# WHAT TO PRODUCE
Give every line back verbatim, dropping all images.

§

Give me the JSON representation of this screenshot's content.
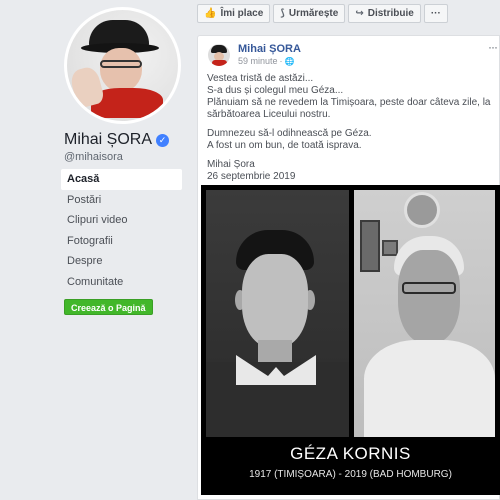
{
  "page": {
    "name": "Mihai ȘORA",
    "handle": "@mihaisora"
  },
  "nav": {
    "items": [
      {
        "label": "Acasă",
        "active": true
      },
      {
        "label": "Postări",
        "active": false
      },
      {
        "label": "Clipuri video",
        "active": false
      },
      {
        "label": "Fotografii",
        "active": false
      },
      {
        "label": "Despre",
        "active": false
      },
      {
        "label": "Comunitate",
        "active": false
      }
    ],
    "create_page": "Creează o Pagină"
  },
  "actions": {
    "like": "Îmi place",
    "follow": "Urmărește",
    "share": "Distribuie",
    "more": "···"
  },
  "post": {
    "author": "Mihai ȘORA",
    "time": "59 minute",
    "more": "···",
    "lines_1": [
      "Vestea tristă de astăzi...",
      "S-a dus și colegul meu Géza...",
      "Plănuiam să ne revedem la Timișoara, peste doar câteva zile, la",
      "sărbătoarea Liceului nostru."
    ],
    "lines_2": [
      "Dumnezeu să-l odihnească pe Géza.",
      "A fost un om bun, de toată isprava."
    ],
    "signature": "Mihai Șora",
    "date": "26 septembrie 2019"
  },
  "photo": {
    "name": "GÉZA KORNIS",
    "dates": "1917 (TIMIȘOARA) - 2019 (BAD HOMBURG)"
  },
  "colors": {
    "link": "#365899",
    "green": "#42b72a",
    "background": "#e9ebee",
    "verified": "#4080ff"
  }
}
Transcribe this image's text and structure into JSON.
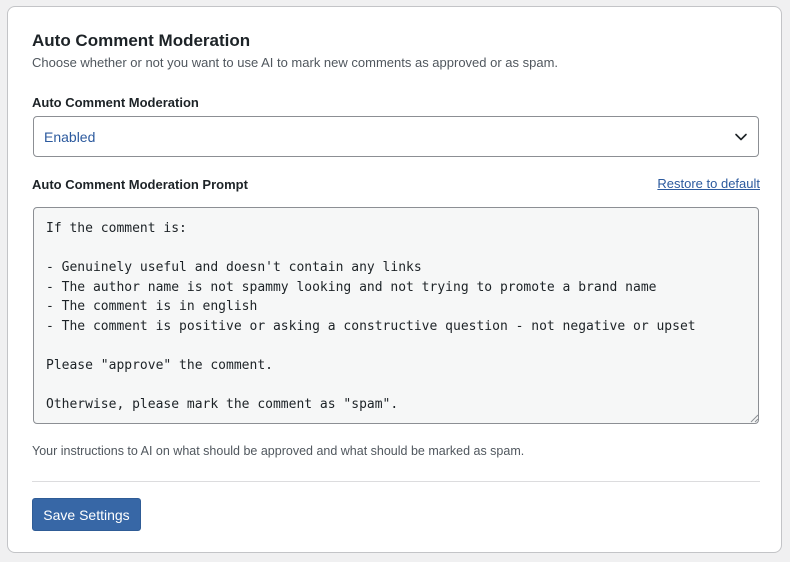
{
  "section": {
    "title": "Auto Comment Moderation",
    "description": "Choose whether or not you want to use AI to mark new comments as approved or as spam."
  },
  "moderation_field": {
    "label": "Auto Comment Moderation",
    "selected_value": "Enabled"
  },
  "prompt_field": {
    "label": "Auto Comment Moderation Prompt",
    "restore_label": "Restore to default",
    "value": "If the comment is:\n\n- Genuinely useful and doesn't contain any links\n- The author name is not spammy looking and not trying to promote a brand name\n- The comment is in english\n- The comment is positive or asking a constructive question - not negative or upset\n\nPlease \"approve\" the comment.\n\nOtherwise, please mark the comment as \"spam\".",
    "help_text": "Your instructions to AI on what should be approved and what should be marked as spam."
  },
  "actions": {
    "save_label": "Save Settings"
  },
  "icons": {
    "select_toggle": "chevron-down-icon",
    "resize": "resize-grip-icon"
  },
  "colors": {
    "primary": "#3767a6",
    "link": "#2c5a9e",
    "textarea_bg": "#f6f7f7"
  }
}
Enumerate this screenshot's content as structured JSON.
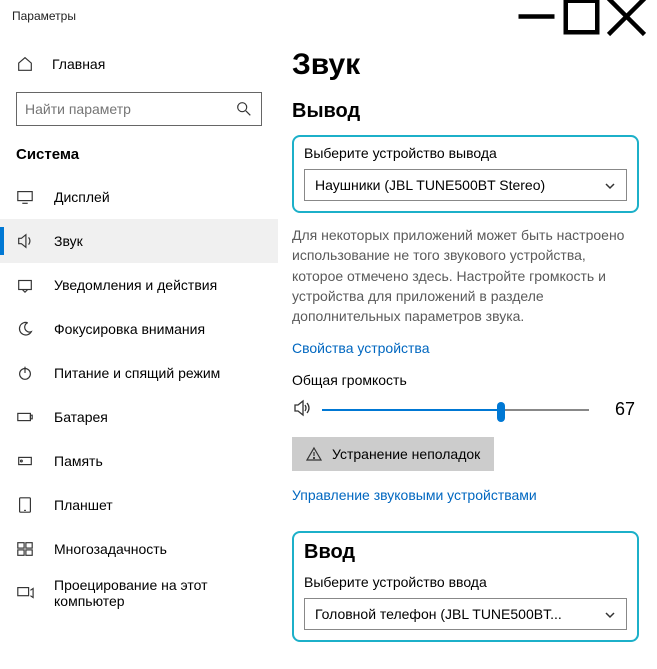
{
  "window": {
    "title": "Параметры"
  },
  "sidebar": {
    "home": "Главная",
    "search_placeholder": "Найти параметр",
    "section": "Система",
    "items": [
      {
        "label": "Дисплей"
      },
      {
        "label": "Звук"
      },
      {
        "label": "Уведомления и действия"
      },
      {
        "label": "Фокусировка внимания"
      },
      {
        "label": "Питание и спящий режим"
      },
      {
        "label": "Батарея"
      },
      {
        "label": "Память"
      },
      {
        "label": "Планшет"
      },
      {
        "label": "Многозадачность"
      },
      {
        "label": "Проецирование на этот компьютер"
      }
    ]
  },
  "main": {
    "title": "Звук",
    "output": {
      "heading": "Вывод",
      "field_label": "Выберите устройство вывода",
      "selected": "Наушники (JBL TUNE500BT Stereo)",
      "description": "Для некоторых приложений может быть настроено использование не того звукового устройства, которое отмечено здесь. Настройте громкость и устройства для приложений в разделе дополнительных параметров звука.",
      "props_link": "Свойства устройства",
      "volume_label": "Общая громкость",
      "volume_value": "67",
      "troubleshoot": "Устранение неполадок",
      "manage_link": "Управление звуковыми устройствами"
    },
    "input": {
      "heading": "Ввод",
      "field_label": "Выберите устройство ввода",
      "selected": "Головной телефон (JBL TUNE500BT..."
    }
  }
}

§

# CORRECT RESULT
Give me the JSON representation of this screenshot's content.
{
  "page": {
    "name": "Mihai ȘORA",
    "handle": "@mihaisora"
  },
  "nav": {
    "items": [
      {
        "label": "Acasă",
        "active": true
      },
      {
        "label": "Postări",
        "active": false
      },
      {
        "label": "Clipuri video",
        "active": false
      },
      {
        "label": "Fotografii",
        "active": false
      },
      {
        "label": "Despre",
        "active": false
      },
      {
        "label": "Comunitate",
        "active": false
      }
    ],
    "create_page": "Creează o Pagină"
  },
  "actions": {
    "like": "Îmi place",
    "follow": "Urmărește",
    "share": "Distribuie",
    "more": "···"
  },
  "post": {
    "author": "Mihai ȘORA",
    "time": "59 minute",
    "more": "···",
    "lines_1": [
      "Vestea tristă de astăzi...",
      "S-a dus și colegul meu Géza...",
      "Plănuiam să ne revedem la Timișoara, peste doar câteva zile, la",
      "sărbătoarea Liceului nostru."
    ],
    "lines_2": [
      "Dumnezeu să-l odihnească pe Géza.",
      "A fost un om bun, de toată isprava."
    ],
    "signature": "Mihai Șora",
    "date": "26 septembrie 2019"
  },
  "photo": {
    "name": "GÉZA KORNIS",
    "dates": "1917 (TIMIȘOARA) - 2019 (BAD HOMBURG)"
  },
  "colors": {
    "link": "#365899",
    "green": "#42b72a",
    "background": "#e9ebee",
    "verified": "#4080ff"
  }
}
Transcribe this image's text and structure into JSON.
{
  "section": {
    "title": "Auto Comment Moderation",
    "description": "Choose whether or not you want to use AI to mark new comments as approved or as spam."
  },
  "moderation_field": {
    "label": "Auto Comment Moderation",
    "selected_value": "Enabled"
  },
  "prompt_field": {
    "label": "Auto Comment Moderation Prompt",
    "restore_label": "Restore to default",
    "value": "If the comment is:\n\n- Genuinely useful and doesn't contain any links\n- The author name is not spammy looking and not trying to promote a brand name\n- The comment is in english\n- The comment is positive or asking a constructive question - not negative or upset\n\nPlease \"approve\" the comment.\n\nOtherwise, please mark the comment as \"spam\".",
    "help_text": "Your instructions to AI on what should be approved and what should be marked as spam."
  },
  "actions": {
    "save_label": "Save Settings"
  },
  "icons": {
    "select_toggle": "chevron-down-icon",
    "resize": "resize-grip-icon"
  },
  "colors": {
    "primary": "#3767a6",
    "link": "#2c5a9e",
    "textarea_bg": "#f6f7f7"
  }
}
Enumerate this screenshot's content as structured JSON.
{
  "window": {
    "title": "Параметры"
  },
  "sidebar": {
    "home": "Главная",
    "search_placeholder": "Найти параметр",
    "section": "Система",
    "items": [
      {
        "label": "Дисплей"
      },
      {
        "label": "Звук"
      },
      {
        "label": "Уведомления и действия"
      },
      {
        "label": "Фокусировка внимания"
      },
      {
        "label": "Питание и спящий режим"
      },
      {
        "label": "Батарея"
      },
      {
        "label": "Память"
      },
      {
        "label": "Планшет"
      },
      {
        "label": "Многозадачность"
      },
      {
        "label": "Проецирование на этот компьютер"
      }
    ]
  },
  "main": {
    "title": "Звук",
    "output": {
      "heading": "Вывод",
      "field_label": "Выберите устройство вывода",
      "selected": "Наушники (JBL TUNE500BT Stereo)",
      "description": "Для некоторых приложений может быть настроено использование не того звукового устройства, которое отмечено здесь. Настройте громкость и устройства для приложений в разделе дополнительных параметров звука.",
      "props_link": "Свойства устройства",
      "volume_label": "Общая громкость",
      "volume_value": "67",
      "troubleshoot": "Устранение неполадок",
      "manage_link": "Управление звуковыми устройствами"
    },
    "input": {
      "heading": "Ввод",
      "field_label": "Выберите устройство ввода",
      "selected": "Головной телефон (JBL TUNE500BT..."
    }
  }
}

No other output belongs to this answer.